> **GIVEN EXERCISE**
Your task is to print all of the data word for word.

[Extracted data entries]
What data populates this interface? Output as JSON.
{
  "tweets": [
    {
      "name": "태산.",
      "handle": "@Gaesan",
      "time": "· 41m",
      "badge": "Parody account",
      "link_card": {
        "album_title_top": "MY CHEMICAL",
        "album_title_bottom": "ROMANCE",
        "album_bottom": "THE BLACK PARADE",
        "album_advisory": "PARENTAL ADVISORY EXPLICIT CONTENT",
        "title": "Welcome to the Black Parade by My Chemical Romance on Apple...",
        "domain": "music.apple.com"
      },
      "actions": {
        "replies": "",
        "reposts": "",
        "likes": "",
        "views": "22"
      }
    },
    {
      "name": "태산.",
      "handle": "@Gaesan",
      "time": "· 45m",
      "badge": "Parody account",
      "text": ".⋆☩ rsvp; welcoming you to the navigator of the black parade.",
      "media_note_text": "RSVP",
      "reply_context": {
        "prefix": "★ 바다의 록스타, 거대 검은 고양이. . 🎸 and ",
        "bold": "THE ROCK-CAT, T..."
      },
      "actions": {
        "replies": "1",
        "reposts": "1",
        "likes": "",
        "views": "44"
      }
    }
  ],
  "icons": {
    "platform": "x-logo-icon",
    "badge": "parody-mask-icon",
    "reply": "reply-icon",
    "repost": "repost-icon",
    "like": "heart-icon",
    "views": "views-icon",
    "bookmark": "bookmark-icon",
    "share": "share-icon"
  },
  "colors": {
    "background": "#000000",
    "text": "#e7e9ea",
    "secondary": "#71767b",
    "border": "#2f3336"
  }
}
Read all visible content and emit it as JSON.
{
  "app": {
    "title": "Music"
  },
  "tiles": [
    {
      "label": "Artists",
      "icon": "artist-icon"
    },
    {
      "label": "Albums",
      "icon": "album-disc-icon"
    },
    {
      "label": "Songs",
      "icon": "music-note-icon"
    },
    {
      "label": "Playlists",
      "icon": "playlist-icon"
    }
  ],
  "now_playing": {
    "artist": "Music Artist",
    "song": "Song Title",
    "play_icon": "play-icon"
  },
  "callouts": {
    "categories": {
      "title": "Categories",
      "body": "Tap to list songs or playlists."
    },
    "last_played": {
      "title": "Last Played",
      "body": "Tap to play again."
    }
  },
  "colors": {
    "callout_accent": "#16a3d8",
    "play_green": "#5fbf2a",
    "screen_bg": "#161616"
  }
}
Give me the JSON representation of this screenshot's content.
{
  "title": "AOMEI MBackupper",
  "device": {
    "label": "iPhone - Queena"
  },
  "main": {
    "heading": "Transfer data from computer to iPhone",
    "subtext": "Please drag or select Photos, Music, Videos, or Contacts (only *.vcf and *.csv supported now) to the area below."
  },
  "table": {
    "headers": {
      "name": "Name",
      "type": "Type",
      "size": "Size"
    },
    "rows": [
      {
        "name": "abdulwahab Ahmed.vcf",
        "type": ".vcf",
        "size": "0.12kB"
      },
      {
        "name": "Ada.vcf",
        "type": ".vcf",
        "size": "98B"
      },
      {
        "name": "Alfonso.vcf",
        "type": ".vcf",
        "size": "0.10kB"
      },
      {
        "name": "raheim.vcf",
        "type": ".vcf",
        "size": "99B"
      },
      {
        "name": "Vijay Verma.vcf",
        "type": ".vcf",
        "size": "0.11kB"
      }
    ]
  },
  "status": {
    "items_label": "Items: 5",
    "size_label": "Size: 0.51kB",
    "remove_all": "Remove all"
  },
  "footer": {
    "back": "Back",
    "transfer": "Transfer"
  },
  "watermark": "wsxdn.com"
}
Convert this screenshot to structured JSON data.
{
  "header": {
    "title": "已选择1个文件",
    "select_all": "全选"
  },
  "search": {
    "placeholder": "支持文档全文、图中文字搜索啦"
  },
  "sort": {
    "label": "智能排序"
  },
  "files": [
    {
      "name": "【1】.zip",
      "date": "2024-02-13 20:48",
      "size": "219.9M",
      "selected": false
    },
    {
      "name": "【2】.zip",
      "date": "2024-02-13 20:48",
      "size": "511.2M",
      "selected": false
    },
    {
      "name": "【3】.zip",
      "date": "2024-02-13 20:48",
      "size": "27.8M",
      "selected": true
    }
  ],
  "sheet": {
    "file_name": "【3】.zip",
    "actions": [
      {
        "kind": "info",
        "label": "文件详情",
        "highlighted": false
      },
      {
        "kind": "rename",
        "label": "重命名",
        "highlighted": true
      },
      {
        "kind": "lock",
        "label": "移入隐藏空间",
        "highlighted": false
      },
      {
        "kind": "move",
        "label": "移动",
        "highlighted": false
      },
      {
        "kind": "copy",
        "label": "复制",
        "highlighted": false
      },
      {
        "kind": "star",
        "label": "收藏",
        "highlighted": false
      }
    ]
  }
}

> **RESULT OF THE TASK**
What data populates this interface? Output as JSON.
{
  "tweets": [
    {
      "name": "태산.",
      "handle": "@Gaesan",
      "time": "· 41m",
      "badge": "Parody account",
      "link_card": {
        "album_title_top": "MY CHEMICAL",
        "album_title_bottom": "ROMANCE",
        "album_bottom": "THE BLACK PARADE",
        "album_advisory": "PARENTAL ADVISORY EXPLICIT CONTENT",
        "title": "Welcome to the Black Parade by My Chemical Romance on Apple...",
        "domain": "music.apple.com"
      },
      "actions": {
        "replies": "",
        "reposts": "",
        "likes": "",
        "views": "22"
      }
    },
    {
      "name": "태산.",
      "handle": "@Gaesan",
      "time": "· 45m",
      "badge": "Parody account",
      "text": ".⋆☩ rsvp; welcoming you to the navigator of the black parade.",
      "media_note_text": "RSVP",
      "reply_context": {
        "prefix": "★ 바다의 록스타, 거대 검은 고양이. . 🎸 and ",
        "bold": "THE ROCK-CAT, T..."
      },
      "actions": {
        "replies": "1",
        "reposts": "1",
        "likes": "",
        "views": "44"
      }
    }
  ],
  "icons": {
    "platform": "x-logo-icon",
    "badge": "parody-mask-icon",
    "reply": "reply-icon",
    "repost": "repost-icon",
    "like": "heart-icon",
    "views": "views-icon",
    "bookmark": "bookmark-icon",
    "share": "share-icon"
  },
  "colors": {
    "background": "#000000",
    "text": "#e7e9ea",
    "secondary": "#71767b",
    "border": "#2f3336"
  }
}
Read all visible content and emit it as JSON.
{
  "app": {
    "title": "Music"
  },
  "tiles": [
    {
      "label": "Artists",
      "icon": "artist-icon"
    },
    {
      "label": "Albums",
      "icon": "album-disc-icon"
    },
    {
      "label": "Songs",
      "icon": "music-note-icon"
    },
    {
      "label": "Playlists",
      "icon": "playlist-icon"
    }
  ],
  "now_playing": {
    "artist": "Music Artist",
    "song": "Song Title",
    "play_icon": "play-icon"
  },
  "callouts": {
    "categories": {
      "title": "Categories",
      "body": "Tap to list songs or playlists."
    },
    "last_played": {
      "title": "Last Played",
      "body": "Tap to play again."
    }
  },
  "colors": {
    "callout_accent": "#16a3d8",
    "play_green": "#5fbf2a",
    "screen_bg": "#161616"
  }
}
Give me the JSON representation of this screenshot's content.
{
  "title": "AOMEI MBackupper",
  "device": {
    "label": "iPhone - Queena"
  },
  "main": {
    "heading": "Transfer data from computer to iPhone",
    "subtext": "Please drag or select Photos, Music, Videos, or Contacts (only *.vcf and *.csv supported now) to the area below."
  },
  "table": {
    "headers": {
      "name": "Name",
      "type": "Type",
      "size": "Size"
    },
    "rows": [
      {
        "name": "abdulwahab Ahmed.vcf",
        "type": ".vcf",
        "size": "0.12kB"
      },
      {
        "name": "Ada.vcf",
        "type": ".vcf",
        "size": "98B"
      },
      {
        "name": "Alfonso.vcf",
        "type": ".vcf",
        "size": "0.10kB"
      },
      {
        "name": "raheim.vcf",
        "type": ".vcf",
        "size": "99B"
      },
      {
        "name": "Vijay Verma.vcf",
        "type": ".vcf",
        "size": "0.11kB"
      }
    ]
  },
  "status": {
    "items_label": "Items: 5",
    "size_label": "Size: 0.51kB",
    "remove_all": "Remove all"
  },
  "footer": {
    "back": "Back",
    "transfer": "Transfer"
  },
  "watermark": "wsxdn.com"
}
Convert this screenshot to structured JSON data.
{
  "header": {
    "title": "已选择1个文件",
    "select_all": "全选"
  },
  "search": {
    "placeholder": "支持文档全文、图中文字搜索啦"
  },
  "sort": {
    "label": "智能排序"
  },
  "files": [
    {
      "name": "【1】.zip",
      "date": "2024-02-13 20:48",
      "size": "219.9M",
      "selected": false
    },
    {
      "name": "【2】.zip",
      "date": "2024-02-13 20:48",
      "size": "511.2M",
      "selected": false
    },
    {
      "name": "【3】.zip",
      "date": "2024-02-13 20:48",
      "size": "27.8M",
      "selected": true
    }
  ],
  "sheet": {
    "file_name": "【3】.zip",
    "actions": [
      {
        "kind": "info",
        "label": "文件详情",
        "highlighted": false
      },
      {
        "kind": "rename",
        "label": "重命名",
        "highlighted": true
      },
      {
        "kind": "lock",
        "label": "移入隐藏空间",
        "highlighted": false
      },
      {
        "kind": "move",
        "label": "移动",
        "highlighted": false
      },
      {
        "kind": "copy",
        "label": "复制",
        "highlighted": false
      },
      {
        "kind": "star",
        "label": "收藏",
        "highlighted": false
      }
    ]
  }
}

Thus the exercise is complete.